Data records
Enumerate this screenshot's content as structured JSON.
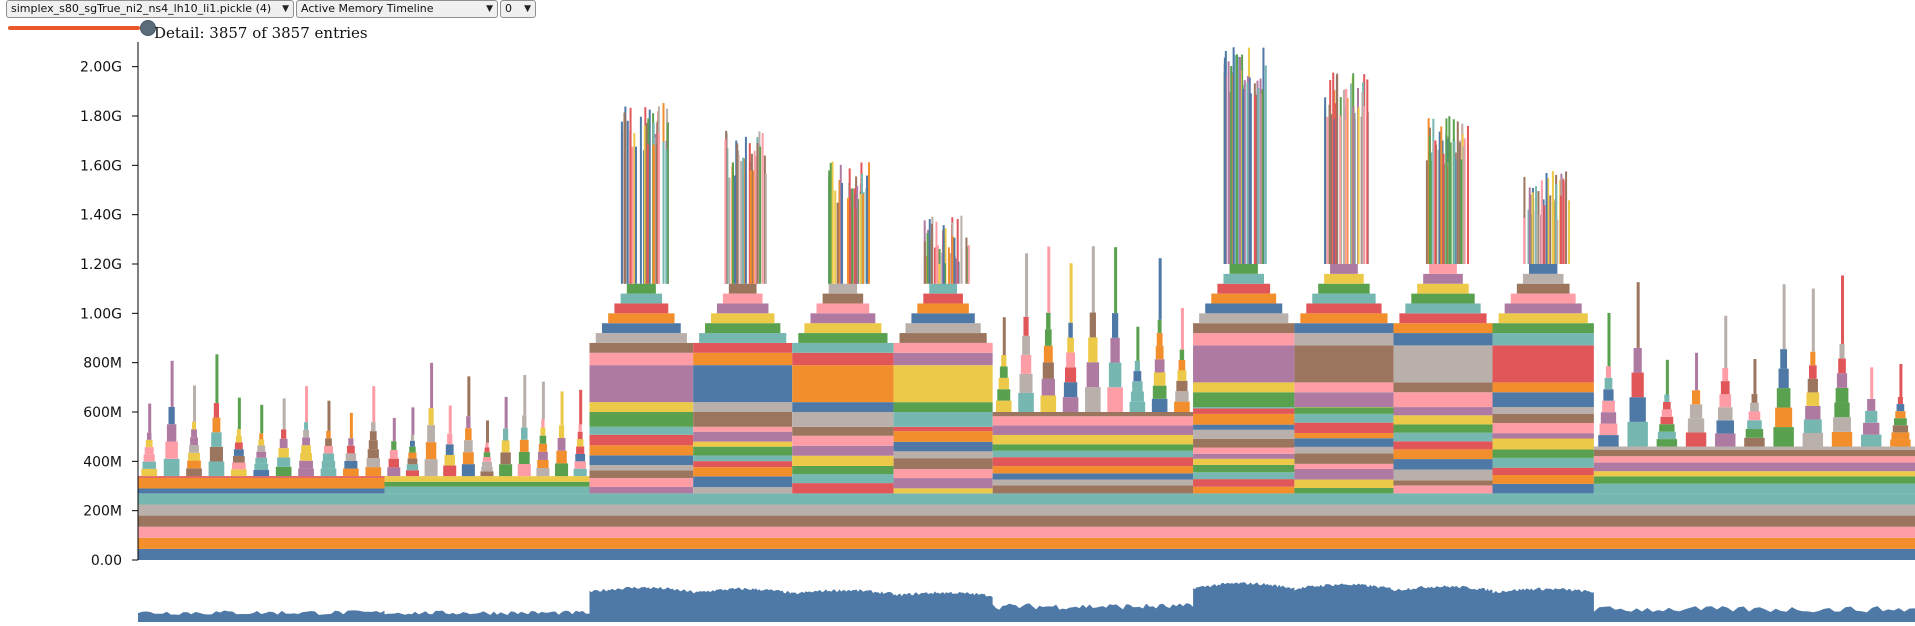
{
  "toolbar": {
    "file_select": "simplex_s80_sgTrue_ni2_ns4_lh10_li1.pickle (4)",
    "view_select": "Active Memory Timeline",
    "index_select": "0"
  },
  "detail": {
    "text": "Detail: 3857 of 3857 entries"
  },
  "chart_data": {
    "type": "area",
    "title": "",
    "xlabel": "",
    "ylabel": "",
    "ylim": [
      0,
      2.1
    ],
    "y_ticks": [
      "0.00",
      "200M",
      "400M",
      "600M",
      "800M",
      "1.00G",
      "1.20G",
      "1.40G",
      "1.60G",
      "1.80G",
      "2.00G"
    ],
    "y_tick_values": [
      0,
      0.2,
      0.4,
      0.6,
      0.8,
      1.0,
      1.2,
      1.4,
      1.6,
      1.8,
      2.0
    ],
    "x_range": [
      0,
      3857
    ],
    "total_entries": 3857,
    "palette": [
      "#4e79a7",
      "#f28e2c",
      "#e15759",
      "#76b7b2",
      "#59a14f",
      "#edc949",
      "#af7aa1",
      "#ff9da7",
      "#9c755f",
      "#bab0ab"
    ],
    "phases": [
      {
        "x0": 0,
        "x1": 535,
        "base": 0.34,
        "peak": 0.86,
        "style": "small"
      },
      {
        "x0": 535,
        "x1": 980,
        "base": 0.34,
        "peak": 0.82,
        "style": "small"
      },
      {
        "x0": 980,
        "x1": 1205,
        "base": 0.54,
        "peak": 1.86,
        "style": "big"
      },
      {
        "x0": 1205,
        "x1": 1420,
        "base": 0.54,
        "peak": 1.74,
        "style": "big"
      },
      {
        "x0": 1420,
        "x1": 1640,
        "base": 0.54,
        "peak": 1.62,
        "style": "big"
      },
      {
        "x0": 1640,
        "x1": 1855,
        "base": 0.54,
        "peak": 1.4,
        "style": "big"
      },
      {
        "x0": 1855,
        "x1": 2290,
        "base": 0.6,
        "peak": 1.3,
        "style": "mid"
      },
      {
        "x0": 2290,
        "x1": 2510,
        "base": 0.62,
        "peak": 2.08,
        "style": "big"
      },
      {
        "x0": 2510,
        "x1": 2725,
        "base": 0.62,
        "peak": 1.98,
        "style": "big"
      },
      {
        "x0": 2725,
        "x1": 2940,
        "base": 0.62,
        "peak": 1.8,
        "style": "big"
      },
      {
        "x0": 2940,
        "x1": 3160,
        "base": 0.62,
        "peak": 1.58,
        "style": "big"
      },
      {
        "x0": 3160,
        "x1": 3857,
        "base": 0.46,
        "peak": 1.16,
        "style": "small"
      }
    ],
    "base_layers": [
      {
        "value": 0.045,
        "color": "#4e79a7"
      },
      {
        "value": 0.045,
        "color": "#f28e2c"
      },
      {
        "value": 0.045,
        "color": "#ff9da7"
      },
      {
        "value": 0.045,
        "color": "#9c755f"
      },
      {
        "value": 0.045,
        "color": "#bab0ab"
      },
      {
        "value": 0.045,
        "color": "#76b7b2"
      }
    ]
  }
}
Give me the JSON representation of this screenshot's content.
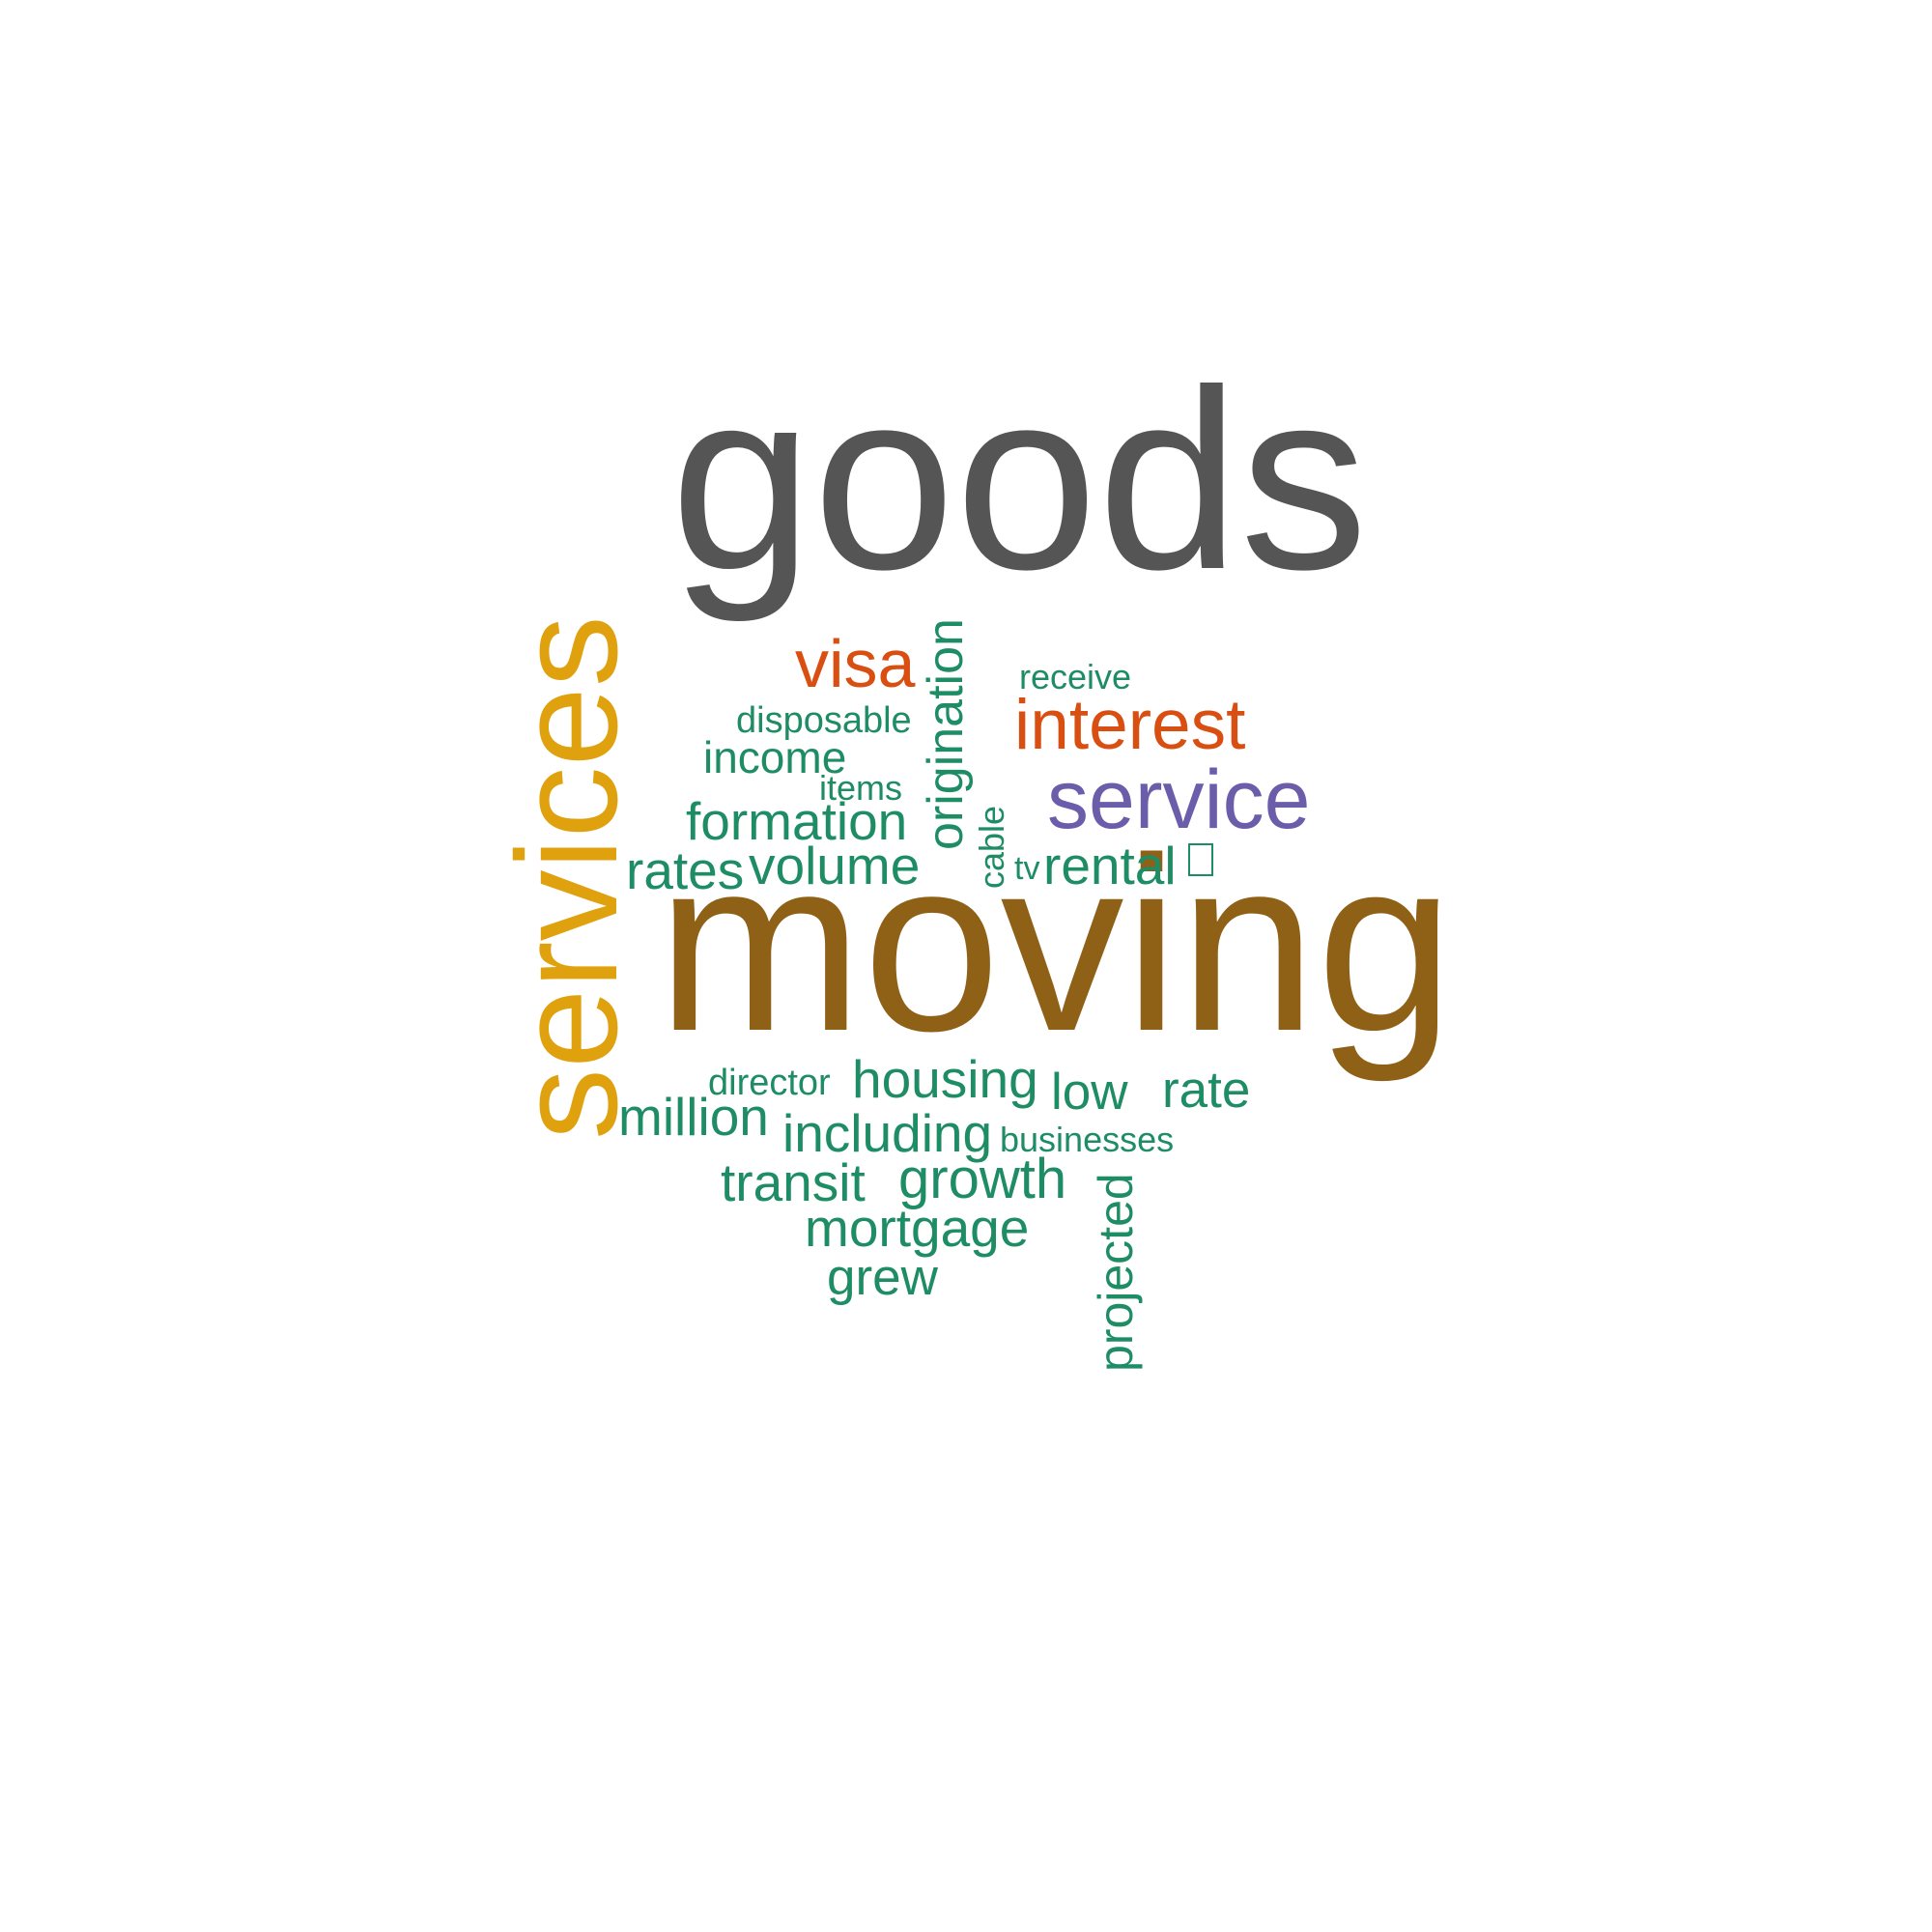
{
  "colors": {
    "dark_gray": "#555555",
    "brown": "#8F6117",
    "gold": "#E0A10F",
    "orange": "#D94E11",
    "purple": "#6C5DAA",
    "green": "#1E8C65"
  },
  "words": [
    {
      "text": "goods",
      "color": "dark_gray",
      "weight": 1.0,
      "orientation": "horizontal"
    },
    {
      "text": "moving",
      "color": "brown",
      "weight": 0.97,
      "orientation": "horizontal"
    },
    {
      "text": "services",
      "color": "gold",
      "weight": 0.7,
      "orientation": "vertical"
    },
    {
      "text": "service",
      "color": "purple",
      "weight": 0.32,
      "orientation": "horizontal"
    },
    {
      "text": "interest",
      "color": "orange",
      "weight": 0.28,
      "orientation": "horizontal"
    },
    {
      "text": "visa",
      "color": "orange",
      "weight": 0.27,
      "orientation": "horizontal"
    },
    {
      "text": "origination",
      "color": "green",
      "weight": 0.2,
      "orientation": "vertical"
    },
    {
      "text": "receive",
      "color": "green",
      "weight": 0.14,
      "orientation": "horizontal"
    },
    {
      "text": "disposable",
      "color": "green",
      "weight": 0.15,
      "orientation": "horizontal"
    },
    {
      "text": "income",
      "color": "green",
      "weight": 0.18,
      "orientation": "horizontal"
    },
    {
      "text": "items",
      "color": "green",
      "weight": 0.14,
      "orientation": "horizontal"
    },
    {
      "text": "formation",
      "color": "green",
      "weight": 0.2,
      "orientation": "horizontal"
    },
    {
      "text": "cable",
      "color": "green",
      "weight": 0.14,
      "orientation": "vertical"
    },
    {
      "text": "rates",
      "color": "green",
      "weight": 0.21,
      "orientation": "horizontal"
    },
    {
      "text": "volume",
      "color": "green",
      "weight": 0.21,
      "orientation": "horizontal"
    },
    {
      "text": "tv",
      "color": "green",
      "weight": 0.13,
      "orientation": "horizontal"
    },
    {
      "text": "rental",
      "color": "green",
      "weight": 0.21,
      "orientation": "horizontal"
    },
    {
      "text": "",
      "color": "green",
      "weight": 0.14,
      "orientation": "horizontal"
    },
    {
      "text": "director",
      "color": "green",
      "weight": 0.15,
      "orientation": "horizontal"
    },
    {
      "text": "housing",
      "color": "green",
      "weight": 0.21,
      "orientation": "horizontal"
    },
    {
      "text": "low",
      "color": "green",
      "weight": 0.2,
      "orientation": "horizontal"
    },
    {
      "text": "rate",
      "color": "green",
      "weight": 0.2,
      "orientation": "horizontal"
    },
    {
      "text": "million",
      "color": "green",
      "weight": 0.21,
      "orientation": "horizontal"
    },
    {
      "text": "including",
      "color": "green",
      "weight": 0.21,
      "orientation": "horizontal"
    },
    {
      "text": "businesses",
      "color": "green",
      "weight": 0.14,
      "orientation": "horizontal"
    },
    {
      "text": "transit",
      "color": "green",
      "weight": 0.21,
      "orientation": "horizontal"
    },
    {
      "text": "growth",
      "color": "green",
      "weight": 0.22,
      "orientation": "horizontal"
    },
    {
      "text": "mortgage",
      "color": "green",
      "weight": 0.21,
      "orientation": "horizontal"
    },
    {
      "text": "grew",
      "color": "green",
      "weight": 0.2,
      "orientation": "horizontal"
    },
    {
      "text": "projected",
      "color": "green",
      "weight": 0.19,
      "orientation": "vertical"
    }
  ]
}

Task objective
All lines holding the word "this" should be picked out and copied.

Full response
Enumerate this screenshot's content as structured JSON.
Give me the JSON representation of this screenshot's content.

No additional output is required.